PROBLEM DETAILS = Look through the records below, count the lines with the word "into", and reply with only the number.

Collected data:
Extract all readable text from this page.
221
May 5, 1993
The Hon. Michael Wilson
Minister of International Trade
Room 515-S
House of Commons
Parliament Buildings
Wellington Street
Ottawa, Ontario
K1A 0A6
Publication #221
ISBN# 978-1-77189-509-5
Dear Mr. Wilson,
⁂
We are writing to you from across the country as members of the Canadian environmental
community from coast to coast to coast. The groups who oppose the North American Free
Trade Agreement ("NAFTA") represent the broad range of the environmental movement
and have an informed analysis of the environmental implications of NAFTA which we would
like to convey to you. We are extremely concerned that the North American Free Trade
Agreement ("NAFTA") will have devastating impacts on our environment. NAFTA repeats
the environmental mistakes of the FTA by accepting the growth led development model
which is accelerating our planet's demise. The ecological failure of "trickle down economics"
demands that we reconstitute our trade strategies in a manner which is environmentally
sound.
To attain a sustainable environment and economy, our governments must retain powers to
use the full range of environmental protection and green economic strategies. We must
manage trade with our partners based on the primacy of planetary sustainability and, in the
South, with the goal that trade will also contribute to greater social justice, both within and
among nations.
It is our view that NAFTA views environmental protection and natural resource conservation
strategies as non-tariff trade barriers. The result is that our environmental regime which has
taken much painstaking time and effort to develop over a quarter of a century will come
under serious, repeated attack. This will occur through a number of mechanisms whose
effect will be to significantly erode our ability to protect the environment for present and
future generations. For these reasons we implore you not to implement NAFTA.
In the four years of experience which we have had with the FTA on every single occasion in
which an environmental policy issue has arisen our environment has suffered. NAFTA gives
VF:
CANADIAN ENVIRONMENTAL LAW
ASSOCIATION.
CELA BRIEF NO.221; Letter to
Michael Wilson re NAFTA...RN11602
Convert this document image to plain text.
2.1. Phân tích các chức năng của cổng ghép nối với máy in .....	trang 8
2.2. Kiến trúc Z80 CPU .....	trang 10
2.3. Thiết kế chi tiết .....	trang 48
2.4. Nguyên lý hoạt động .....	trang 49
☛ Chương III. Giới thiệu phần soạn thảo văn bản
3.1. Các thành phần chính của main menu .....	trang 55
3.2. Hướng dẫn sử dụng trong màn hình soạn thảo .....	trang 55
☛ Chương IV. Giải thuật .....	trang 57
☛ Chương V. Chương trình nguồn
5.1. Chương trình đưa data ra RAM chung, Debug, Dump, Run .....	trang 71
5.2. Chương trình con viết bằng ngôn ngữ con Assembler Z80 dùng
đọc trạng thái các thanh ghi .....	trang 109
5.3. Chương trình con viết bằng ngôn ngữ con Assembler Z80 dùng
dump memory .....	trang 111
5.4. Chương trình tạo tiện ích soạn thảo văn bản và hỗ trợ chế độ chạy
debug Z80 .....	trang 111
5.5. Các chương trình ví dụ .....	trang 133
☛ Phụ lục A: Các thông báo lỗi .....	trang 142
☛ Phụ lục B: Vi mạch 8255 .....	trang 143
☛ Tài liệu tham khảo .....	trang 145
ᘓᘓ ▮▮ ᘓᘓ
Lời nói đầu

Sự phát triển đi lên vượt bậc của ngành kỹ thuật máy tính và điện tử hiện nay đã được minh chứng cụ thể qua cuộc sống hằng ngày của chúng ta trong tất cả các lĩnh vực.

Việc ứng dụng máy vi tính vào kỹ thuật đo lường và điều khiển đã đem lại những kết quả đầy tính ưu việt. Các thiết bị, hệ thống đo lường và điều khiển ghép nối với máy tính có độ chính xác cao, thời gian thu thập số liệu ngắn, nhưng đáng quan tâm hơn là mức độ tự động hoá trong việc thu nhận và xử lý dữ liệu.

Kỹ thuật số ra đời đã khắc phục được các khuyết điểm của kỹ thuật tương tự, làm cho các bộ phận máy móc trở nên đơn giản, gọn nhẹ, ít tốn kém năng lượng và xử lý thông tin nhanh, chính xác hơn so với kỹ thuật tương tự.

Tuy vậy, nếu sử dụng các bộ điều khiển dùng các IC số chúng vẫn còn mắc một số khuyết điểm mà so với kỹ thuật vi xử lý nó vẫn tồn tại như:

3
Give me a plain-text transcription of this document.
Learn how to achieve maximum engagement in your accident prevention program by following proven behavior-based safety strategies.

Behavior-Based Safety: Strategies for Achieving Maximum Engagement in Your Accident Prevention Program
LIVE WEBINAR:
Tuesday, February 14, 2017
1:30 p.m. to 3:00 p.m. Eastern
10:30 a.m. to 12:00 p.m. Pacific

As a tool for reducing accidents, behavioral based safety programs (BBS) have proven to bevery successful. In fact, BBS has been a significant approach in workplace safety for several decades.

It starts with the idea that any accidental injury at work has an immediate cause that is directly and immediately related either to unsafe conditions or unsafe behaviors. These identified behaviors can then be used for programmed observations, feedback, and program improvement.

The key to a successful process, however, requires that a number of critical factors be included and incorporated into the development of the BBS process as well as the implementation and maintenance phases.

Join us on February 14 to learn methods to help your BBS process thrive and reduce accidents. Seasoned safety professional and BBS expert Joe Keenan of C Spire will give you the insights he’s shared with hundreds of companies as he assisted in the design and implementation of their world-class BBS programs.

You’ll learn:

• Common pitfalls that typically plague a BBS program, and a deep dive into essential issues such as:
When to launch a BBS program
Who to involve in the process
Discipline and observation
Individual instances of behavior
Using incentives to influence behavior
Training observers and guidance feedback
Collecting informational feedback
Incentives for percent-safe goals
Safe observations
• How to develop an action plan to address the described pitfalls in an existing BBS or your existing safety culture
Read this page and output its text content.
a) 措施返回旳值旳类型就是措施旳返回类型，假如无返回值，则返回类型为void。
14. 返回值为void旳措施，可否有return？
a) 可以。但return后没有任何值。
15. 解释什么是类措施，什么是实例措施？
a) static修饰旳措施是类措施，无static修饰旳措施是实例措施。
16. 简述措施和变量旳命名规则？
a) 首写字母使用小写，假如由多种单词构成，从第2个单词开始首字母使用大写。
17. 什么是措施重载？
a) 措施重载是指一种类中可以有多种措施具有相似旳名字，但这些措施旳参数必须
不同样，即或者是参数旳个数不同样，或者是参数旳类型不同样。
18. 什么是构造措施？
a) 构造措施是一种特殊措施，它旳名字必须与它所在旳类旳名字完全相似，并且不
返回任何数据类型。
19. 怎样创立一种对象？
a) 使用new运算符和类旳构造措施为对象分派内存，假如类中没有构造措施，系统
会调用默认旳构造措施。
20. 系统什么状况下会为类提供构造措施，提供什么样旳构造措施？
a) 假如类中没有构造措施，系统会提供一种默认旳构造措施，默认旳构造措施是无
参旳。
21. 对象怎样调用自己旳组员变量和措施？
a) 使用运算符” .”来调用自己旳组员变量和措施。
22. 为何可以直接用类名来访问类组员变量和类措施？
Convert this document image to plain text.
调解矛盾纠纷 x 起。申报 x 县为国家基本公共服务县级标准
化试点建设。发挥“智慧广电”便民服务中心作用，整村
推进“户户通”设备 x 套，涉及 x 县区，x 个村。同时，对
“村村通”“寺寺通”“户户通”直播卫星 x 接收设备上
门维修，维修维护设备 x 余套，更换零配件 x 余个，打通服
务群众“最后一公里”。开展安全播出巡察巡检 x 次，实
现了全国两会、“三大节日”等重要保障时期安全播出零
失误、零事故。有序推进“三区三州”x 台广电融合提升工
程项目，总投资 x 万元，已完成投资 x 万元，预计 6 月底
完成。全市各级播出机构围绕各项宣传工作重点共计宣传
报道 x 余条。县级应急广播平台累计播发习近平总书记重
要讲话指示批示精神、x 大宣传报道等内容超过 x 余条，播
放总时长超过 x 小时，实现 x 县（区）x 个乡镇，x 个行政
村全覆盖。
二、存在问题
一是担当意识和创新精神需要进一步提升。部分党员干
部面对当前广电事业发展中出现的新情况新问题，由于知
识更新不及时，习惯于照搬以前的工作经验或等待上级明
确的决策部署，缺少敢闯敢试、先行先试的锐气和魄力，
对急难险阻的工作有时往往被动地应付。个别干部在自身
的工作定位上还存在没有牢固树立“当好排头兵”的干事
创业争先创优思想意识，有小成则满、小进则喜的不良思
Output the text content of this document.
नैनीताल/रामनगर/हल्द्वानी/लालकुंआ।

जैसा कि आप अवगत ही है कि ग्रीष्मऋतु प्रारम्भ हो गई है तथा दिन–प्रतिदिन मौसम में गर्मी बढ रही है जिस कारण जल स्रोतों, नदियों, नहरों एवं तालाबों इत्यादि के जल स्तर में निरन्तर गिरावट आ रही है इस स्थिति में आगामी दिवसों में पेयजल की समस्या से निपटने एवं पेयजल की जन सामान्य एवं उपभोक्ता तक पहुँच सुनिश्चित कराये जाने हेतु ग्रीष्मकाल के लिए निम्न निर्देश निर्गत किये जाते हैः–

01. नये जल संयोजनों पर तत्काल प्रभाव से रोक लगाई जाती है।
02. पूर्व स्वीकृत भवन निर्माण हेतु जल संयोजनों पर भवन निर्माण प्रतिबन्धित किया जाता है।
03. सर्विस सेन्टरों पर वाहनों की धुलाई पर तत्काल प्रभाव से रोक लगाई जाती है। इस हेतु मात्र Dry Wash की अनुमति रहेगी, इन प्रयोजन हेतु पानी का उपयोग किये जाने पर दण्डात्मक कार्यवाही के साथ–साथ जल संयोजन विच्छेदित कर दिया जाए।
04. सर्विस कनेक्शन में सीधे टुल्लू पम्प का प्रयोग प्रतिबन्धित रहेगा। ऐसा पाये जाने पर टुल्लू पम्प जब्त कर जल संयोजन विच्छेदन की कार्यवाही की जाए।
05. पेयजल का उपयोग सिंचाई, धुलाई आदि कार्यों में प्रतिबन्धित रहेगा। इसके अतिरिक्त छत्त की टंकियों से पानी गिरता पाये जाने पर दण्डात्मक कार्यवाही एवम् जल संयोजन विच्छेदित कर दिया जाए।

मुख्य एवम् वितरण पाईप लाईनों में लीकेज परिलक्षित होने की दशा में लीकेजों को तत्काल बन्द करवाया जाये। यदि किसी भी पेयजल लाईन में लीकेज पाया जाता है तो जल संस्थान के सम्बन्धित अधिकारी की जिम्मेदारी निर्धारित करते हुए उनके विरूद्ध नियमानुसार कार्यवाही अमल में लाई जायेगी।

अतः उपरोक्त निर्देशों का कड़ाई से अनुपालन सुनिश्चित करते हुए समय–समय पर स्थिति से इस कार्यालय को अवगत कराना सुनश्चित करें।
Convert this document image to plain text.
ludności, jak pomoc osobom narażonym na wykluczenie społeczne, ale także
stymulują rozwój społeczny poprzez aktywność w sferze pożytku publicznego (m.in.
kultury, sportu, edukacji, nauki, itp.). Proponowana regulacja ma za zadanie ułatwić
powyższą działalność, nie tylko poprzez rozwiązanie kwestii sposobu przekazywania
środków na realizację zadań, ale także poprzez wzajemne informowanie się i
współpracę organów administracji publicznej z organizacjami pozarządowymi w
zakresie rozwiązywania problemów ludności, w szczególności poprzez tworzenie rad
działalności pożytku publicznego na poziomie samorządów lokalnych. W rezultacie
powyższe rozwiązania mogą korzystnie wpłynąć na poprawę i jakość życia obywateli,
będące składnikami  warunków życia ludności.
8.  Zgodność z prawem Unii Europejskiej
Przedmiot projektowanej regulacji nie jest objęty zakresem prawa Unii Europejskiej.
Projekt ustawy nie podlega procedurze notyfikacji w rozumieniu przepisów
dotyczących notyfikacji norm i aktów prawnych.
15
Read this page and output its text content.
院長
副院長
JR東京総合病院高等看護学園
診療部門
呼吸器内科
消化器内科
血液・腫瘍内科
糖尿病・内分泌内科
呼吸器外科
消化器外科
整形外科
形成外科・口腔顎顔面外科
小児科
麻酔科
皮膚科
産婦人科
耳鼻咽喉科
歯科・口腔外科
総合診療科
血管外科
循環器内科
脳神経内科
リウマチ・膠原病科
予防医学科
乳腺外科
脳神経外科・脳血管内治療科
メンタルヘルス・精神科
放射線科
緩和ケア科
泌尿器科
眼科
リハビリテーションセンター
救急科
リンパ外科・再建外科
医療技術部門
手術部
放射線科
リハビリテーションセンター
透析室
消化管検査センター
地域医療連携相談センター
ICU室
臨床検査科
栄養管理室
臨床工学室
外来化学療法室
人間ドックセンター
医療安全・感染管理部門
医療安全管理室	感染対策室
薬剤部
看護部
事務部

TASK RESPONSE = 2